-- BEGIN DATASET EXCERPTS --
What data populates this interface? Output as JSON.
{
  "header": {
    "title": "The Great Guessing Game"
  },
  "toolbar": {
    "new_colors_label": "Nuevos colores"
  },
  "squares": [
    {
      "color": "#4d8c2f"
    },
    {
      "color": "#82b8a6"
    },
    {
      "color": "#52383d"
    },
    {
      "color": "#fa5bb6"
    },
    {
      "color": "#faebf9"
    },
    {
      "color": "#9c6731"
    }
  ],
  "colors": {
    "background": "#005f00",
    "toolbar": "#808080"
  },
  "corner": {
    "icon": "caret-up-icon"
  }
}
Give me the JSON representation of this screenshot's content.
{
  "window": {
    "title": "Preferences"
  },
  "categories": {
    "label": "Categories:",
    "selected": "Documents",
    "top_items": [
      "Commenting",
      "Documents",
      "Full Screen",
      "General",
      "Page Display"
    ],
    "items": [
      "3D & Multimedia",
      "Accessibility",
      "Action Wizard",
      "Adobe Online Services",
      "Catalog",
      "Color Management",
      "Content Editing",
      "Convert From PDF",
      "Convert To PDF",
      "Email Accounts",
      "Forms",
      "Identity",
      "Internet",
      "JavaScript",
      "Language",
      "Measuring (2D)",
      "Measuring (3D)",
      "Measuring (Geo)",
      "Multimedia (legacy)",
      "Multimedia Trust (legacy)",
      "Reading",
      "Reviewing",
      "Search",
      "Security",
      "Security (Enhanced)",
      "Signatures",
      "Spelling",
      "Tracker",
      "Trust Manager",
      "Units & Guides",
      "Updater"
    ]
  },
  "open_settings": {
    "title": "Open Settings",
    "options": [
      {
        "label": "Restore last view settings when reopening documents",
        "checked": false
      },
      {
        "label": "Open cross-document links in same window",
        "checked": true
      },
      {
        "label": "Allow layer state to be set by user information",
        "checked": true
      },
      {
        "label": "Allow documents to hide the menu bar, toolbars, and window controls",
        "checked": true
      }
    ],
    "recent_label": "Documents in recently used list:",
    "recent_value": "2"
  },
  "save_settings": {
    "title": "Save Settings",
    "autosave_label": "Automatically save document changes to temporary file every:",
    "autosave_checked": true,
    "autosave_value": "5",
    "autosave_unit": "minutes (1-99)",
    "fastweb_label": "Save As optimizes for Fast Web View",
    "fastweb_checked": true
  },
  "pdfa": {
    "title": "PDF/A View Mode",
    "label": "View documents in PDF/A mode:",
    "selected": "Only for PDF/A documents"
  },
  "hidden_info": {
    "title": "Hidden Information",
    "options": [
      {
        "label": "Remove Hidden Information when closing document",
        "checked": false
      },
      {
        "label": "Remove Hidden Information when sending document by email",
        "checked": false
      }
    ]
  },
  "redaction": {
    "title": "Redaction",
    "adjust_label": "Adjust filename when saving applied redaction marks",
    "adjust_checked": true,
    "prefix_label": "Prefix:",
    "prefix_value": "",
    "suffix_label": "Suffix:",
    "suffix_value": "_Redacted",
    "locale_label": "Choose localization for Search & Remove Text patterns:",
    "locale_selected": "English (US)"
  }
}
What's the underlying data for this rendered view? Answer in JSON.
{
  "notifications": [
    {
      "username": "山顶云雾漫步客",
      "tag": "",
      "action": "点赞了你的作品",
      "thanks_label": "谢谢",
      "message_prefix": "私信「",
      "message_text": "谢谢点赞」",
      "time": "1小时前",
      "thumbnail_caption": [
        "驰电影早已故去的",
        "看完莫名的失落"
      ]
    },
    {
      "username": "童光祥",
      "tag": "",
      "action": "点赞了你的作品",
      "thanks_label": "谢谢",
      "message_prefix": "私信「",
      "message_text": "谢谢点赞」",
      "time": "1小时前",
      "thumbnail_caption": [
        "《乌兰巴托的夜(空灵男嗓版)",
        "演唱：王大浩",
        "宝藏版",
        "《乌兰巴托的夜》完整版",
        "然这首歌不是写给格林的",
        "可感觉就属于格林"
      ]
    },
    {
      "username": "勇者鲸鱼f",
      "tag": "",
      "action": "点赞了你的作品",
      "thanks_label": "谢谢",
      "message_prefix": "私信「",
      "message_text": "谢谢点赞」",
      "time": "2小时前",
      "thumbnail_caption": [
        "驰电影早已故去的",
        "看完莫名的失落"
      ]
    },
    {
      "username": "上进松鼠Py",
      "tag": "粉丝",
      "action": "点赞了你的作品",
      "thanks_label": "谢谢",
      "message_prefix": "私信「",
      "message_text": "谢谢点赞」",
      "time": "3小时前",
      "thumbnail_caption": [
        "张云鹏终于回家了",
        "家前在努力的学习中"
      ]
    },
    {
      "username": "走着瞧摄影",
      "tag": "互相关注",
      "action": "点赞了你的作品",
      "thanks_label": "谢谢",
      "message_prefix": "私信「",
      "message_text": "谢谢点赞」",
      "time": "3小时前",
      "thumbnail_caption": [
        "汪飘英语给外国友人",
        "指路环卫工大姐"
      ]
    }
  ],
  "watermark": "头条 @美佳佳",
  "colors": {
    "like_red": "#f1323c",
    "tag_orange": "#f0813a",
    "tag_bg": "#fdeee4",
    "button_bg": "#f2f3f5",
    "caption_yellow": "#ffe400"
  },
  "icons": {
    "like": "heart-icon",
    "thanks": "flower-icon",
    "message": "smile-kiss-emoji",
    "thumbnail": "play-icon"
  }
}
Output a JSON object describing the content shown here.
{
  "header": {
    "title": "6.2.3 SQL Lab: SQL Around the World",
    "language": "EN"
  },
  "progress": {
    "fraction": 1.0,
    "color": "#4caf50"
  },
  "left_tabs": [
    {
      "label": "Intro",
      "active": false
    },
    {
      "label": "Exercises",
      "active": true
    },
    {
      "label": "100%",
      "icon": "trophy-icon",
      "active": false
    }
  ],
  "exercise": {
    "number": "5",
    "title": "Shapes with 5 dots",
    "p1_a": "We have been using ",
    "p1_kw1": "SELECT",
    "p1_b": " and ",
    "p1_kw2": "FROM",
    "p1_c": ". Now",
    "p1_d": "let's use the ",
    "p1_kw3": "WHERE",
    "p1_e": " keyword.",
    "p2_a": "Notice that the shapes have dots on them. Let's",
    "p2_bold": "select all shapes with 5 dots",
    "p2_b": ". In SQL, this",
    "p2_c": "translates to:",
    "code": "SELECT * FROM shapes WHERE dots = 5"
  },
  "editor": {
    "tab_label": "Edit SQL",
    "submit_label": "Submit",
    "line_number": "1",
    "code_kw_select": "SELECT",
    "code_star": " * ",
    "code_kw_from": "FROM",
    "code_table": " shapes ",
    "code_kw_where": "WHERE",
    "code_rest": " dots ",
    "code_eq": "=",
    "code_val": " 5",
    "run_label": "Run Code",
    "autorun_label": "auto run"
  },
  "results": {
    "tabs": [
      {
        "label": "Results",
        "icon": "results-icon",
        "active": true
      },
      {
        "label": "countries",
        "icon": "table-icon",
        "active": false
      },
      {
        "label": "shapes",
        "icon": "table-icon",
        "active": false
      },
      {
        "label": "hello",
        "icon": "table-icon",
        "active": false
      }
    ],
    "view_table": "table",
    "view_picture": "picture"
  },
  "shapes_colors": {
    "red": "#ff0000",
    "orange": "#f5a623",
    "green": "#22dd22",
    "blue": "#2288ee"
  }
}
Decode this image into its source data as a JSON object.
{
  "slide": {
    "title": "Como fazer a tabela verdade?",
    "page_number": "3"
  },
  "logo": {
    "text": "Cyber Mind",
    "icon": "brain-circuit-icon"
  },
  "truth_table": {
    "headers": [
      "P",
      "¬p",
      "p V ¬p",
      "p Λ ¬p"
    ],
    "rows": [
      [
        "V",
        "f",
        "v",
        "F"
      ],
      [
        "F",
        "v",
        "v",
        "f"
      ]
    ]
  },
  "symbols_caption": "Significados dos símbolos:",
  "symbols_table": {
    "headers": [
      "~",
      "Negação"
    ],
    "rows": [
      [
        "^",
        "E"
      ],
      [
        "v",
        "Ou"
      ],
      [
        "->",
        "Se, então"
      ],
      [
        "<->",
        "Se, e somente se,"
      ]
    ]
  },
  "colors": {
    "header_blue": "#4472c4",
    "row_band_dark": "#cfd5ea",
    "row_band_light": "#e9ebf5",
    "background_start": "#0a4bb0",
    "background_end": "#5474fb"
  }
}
-- END DATASET EXCERPTS --
* _WHAT IS ASKED_
Out of the preceding entries, pull every line containing the string "window".

* _OUTPUT_
  "window": {
        "label": "Open cross-document links in same window",
        "label": "Allow documents to hide the menu bar, toolbars, and window controls",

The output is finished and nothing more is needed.